(Figure record extracts)
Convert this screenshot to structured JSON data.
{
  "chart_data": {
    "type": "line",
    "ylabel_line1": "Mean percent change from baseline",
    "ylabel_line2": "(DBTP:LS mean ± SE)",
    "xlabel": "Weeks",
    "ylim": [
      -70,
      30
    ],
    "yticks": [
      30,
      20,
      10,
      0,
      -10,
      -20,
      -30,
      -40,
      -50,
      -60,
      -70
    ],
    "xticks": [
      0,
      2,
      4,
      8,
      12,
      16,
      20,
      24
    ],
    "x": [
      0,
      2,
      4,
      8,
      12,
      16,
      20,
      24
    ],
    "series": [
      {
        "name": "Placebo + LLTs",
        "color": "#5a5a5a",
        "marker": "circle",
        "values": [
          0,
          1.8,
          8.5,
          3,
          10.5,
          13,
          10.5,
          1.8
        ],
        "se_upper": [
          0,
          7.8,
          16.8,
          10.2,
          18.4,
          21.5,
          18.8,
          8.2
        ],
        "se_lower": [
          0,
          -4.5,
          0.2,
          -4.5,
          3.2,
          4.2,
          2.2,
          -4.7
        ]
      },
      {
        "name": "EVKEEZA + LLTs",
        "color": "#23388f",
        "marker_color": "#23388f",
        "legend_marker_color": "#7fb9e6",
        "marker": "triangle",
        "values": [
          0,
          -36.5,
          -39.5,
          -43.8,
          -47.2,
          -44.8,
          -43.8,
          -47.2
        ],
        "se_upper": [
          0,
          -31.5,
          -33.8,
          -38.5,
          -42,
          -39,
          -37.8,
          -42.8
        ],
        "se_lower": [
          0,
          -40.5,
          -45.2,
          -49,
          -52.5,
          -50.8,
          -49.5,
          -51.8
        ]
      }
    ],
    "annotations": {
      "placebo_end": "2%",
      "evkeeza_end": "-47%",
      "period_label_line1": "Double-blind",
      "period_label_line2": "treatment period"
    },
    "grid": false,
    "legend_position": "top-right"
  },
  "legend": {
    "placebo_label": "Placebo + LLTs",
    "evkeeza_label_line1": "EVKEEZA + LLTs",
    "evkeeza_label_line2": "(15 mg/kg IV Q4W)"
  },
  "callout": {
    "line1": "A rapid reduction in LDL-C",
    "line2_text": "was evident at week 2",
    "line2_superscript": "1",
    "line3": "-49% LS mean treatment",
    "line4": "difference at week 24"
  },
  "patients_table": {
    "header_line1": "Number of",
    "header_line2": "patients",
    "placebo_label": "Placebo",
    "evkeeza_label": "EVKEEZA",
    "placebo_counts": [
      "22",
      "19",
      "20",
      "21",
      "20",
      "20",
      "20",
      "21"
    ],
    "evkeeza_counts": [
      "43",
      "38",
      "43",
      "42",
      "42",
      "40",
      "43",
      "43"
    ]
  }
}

WORK ORDER:
This exercise calls for every record to be restated word for word.

RESPONSE TO THIS TASK:
Convert this screenshot to structured JSON data.
{
  "chart_data": {
    "type": "line",
    "ylabel_line1": "Mean percent change from baseline",
    "ylabel_line2": "(DBTP:LS mean ± SE)",
    "xlabel": "Weeks",
    "ylim": [
      -70,
      30
    ],
    "yticks": [
      30,
      20,
      10,
      0,
      -10,
      -20,
      -30,
      -40,
      -50,
      -60,
      -70
    ],
    "xticks": [
      0,
      2,
      4,
      8,
      12,
      16,
      20,
      24
    ],
    "x": [
      0,
      2,
      4,
      8,
      12,
      16,
      20,
      24
    ],
    "series": [
      {
        "name": "Placebo + LLTs",
        "color": "#5a5a5a",
        "marker": "circle",
        "values": [
          0,
          1.8,
          8.5,
          3,
          10.5,
          13,
          10.5,
          1.8
        ],
        "se_upper": [
          0,
          7.8,
          16.8,
          10.2,
          18.4,
          21.5,
          18.8,
          8.2
        ],
        "se_lower": [
          0,
          -4.5,
          0.2,
          -4.5,
          3.2,
          4.2,
          2.2,
          -4.7
        ]
      },
      {
        "name": "EVKEEZA + LLTs",
        "color": "#23388f",
        "marker_color": "#23388f",
        "legend_marker_color": "#7fb9e6",
        "marker": "triangle",
        "values": [
          0,
          -36.5,
          -39.5,
          -43.8,
          -47.2,
          -44.8,
          -43.8,
          -47.2
        ],
        "se_upper": [
          0,
          -31.5,
          -33.8,
          -38.5,
          -42,
          -39,
          -37.8,
          -42.8
        ],
        "se_lower": [
          0,
          -40.5,
          -45.2,
          -49,
          -52.5,
          -50.8,
          -49.5,
          -51.8
        ]
      }
    ],
    "annotations": {
      "placebo_end": "2%",
      "evkeeza_end": "-47%",
      "period_label_line1": "Double-blind",
      "period_label_line2": "treatment period"
    },
    "grid": false,
    "legend_position": "top-right"
  },
  "legend": {
    "placebo_label": "Placebo + LLTs",
    "evkeeza_label_line1": "EVKEEZA + LLTs",
    "evkeeza_label_line2": "(15 mg/kg IV Q4W)"
  },
  "callout": {
    "line1": "A rapid reduction in LDL-C",
    "line2_text": "was evident at week 2",
    "line2_superscript": "1",
    "line3": "-49% LS mean treatment",
    "line4": "difference at week 24"
  },
  "patients_table": {
    "header_line1": "Number of",
    "header_line2": "patients",
    "placebo_label": "Placebo",
    "evkeeza_label": "EVKEEZA",
    "placebo_counts": [
      "22",
      "19",
      "20",
      "21",
      "20",
      "20",
      "20",
      "21"
    ],
    "evkeeza_counts": [
      "43",
      "38",
      "43",
      "42",
      "42",
      "40",
      "43",
      "43"
    ]
  }
}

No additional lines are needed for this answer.